# [Prompt]
Please find all lines in the data that hold the string "Sounds" and copy them.

Collected data entries:
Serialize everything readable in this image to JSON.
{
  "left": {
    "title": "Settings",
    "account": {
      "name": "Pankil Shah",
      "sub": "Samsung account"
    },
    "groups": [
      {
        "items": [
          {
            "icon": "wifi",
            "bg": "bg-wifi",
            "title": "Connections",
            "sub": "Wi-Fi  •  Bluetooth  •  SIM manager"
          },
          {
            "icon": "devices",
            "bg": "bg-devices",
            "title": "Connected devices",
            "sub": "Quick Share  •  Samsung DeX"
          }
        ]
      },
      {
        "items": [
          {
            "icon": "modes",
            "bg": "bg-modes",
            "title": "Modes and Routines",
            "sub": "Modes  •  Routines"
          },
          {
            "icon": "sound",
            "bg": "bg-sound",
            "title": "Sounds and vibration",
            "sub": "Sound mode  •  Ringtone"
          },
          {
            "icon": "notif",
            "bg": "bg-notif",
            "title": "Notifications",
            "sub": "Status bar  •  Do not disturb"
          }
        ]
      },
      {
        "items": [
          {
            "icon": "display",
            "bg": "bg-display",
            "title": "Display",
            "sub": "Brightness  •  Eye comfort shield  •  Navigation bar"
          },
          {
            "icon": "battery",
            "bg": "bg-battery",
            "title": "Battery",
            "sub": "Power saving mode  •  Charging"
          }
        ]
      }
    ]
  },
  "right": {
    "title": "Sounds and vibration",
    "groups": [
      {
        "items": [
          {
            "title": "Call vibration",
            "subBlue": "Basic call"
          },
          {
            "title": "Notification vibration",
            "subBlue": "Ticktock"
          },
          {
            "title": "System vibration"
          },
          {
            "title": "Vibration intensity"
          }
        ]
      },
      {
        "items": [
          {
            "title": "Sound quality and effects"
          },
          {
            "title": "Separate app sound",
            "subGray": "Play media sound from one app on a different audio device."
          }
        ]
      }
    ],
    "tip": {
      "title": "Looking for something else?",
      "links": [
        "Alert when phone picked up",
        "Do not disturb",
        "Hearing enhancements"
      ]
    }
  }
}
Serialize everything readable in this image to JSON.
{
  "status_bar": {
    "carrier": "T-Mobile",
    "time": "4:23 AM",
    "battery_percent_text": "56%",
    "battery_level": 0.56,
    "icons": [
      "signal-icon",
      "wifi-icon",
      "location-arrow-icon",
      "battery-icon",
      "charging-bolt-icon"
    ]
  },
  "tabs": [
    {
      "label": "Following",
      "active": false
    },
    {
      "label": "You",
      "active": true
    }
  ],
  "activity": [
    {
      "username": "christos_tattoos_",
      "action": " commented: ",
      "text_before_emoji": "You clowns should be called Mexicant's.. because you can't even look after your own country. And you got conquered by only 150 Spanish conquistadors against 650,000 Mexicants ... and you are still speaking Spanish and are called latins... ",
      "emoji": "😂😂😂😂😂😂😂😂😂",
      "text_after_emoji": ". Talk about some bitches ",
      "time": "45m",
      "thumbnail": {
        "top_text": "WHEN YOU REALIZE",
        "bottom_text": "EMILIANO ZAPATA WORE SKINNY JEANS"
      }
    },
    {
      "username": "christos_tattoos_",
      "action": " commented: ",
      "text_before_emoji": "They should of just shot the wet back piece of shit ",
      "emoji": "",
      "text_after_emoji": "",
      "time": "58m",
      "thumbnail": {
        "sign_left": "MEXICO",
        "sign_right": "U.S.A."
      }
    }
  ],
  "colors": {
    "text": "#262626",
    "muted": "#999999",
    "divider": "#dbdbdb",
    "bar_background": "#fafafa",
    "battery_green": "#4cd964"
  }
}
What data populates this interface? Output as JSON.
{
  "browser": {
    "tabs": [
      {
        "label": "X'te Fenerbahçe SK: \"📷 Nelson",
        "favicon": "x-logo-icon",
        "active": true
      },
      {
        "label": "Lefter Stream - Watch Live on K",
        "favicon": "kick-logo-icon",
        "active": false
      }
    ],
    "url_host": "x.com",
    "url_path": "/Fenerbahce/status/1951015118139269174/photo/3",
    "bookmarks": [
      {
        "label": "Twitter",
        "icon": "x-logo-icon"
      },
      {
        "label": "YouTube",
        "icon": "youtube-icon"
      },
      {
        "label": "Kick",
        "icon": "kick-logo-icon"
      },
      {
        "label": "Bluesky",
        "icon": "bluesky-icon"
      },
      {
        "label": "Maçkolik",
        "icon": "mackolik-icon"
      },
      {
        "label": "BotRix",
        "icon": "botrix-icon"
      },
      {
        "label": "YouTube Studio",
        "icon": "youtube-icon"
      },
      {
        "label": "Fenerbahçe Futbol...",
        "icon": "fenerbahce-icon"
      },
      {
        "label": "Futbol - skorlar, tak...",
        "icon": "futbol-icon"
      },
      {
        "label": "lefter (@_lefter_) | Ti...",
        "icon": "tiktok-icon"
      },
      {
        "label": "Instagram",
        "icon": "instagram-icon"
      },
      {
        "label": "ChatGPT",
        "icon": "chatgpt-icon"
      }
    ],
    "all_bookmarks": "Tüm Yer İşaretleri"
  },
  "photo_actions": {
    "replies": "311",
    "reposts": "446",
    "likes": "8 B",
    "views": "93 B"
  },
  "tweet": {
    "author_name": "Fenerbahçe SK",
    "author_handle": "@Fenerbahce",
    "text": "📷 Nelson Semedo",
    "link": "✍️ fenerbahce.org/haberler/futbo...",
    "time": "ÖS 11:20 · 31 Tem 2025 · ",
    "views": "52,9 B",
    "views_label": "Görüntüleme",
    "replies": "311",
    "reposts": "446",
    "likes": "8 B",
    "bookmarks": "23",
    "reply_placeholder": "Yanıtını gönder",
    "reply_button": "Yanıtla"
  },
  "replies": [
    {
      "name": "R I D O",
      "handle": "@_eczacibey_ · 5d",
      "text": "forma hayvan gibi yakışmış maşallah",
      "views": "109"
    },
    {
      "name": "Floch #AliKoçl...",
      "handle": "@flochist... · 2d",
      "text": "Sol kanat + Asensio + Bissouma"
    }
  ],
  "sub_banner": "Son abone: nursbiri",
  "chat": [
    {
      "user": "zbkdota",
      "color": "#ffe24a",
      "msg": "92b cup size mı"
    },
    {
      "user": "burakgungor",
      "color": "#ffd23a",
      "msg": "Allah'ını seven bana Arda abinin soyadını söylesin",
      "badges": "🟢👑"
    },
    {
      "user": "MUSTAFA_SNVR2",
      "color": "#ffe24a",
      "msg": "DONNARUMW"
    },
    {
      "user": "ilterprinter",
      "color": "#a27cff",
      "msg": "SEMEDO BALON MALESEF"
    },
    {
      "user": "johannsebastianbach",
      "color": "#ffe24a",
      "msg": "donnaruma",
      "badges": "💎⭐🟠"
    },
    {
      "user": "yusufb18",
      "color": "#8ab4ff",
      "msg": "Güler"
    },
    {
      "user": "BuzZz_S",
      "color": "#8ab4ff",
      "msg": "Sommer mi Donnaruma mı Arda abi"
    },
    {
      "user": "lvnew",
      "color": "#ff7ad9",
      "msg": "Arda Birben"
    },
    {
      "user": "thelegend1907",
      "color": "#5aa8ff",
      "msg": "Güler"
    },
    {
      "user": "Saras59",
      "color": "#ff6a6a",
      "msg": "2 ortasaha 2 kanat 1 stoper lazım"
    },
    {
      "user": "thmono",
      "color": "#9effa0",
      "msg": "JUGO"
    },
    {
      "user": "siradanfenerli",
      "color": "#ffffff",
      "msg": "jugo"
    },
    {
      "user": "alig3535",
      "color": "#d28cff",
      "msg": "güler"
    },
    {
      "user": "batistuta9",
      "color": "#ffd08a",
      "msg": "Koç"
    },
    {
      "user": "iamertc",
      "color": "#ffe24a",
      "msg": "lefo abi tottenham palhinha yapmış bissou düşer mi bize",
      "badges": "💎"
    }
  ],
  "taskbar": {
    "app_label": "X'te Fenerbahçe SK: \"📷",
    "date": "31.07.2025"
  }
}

# [Result below]
            "title": "Sounds and vibration",
    "title": "Sounds and vibration",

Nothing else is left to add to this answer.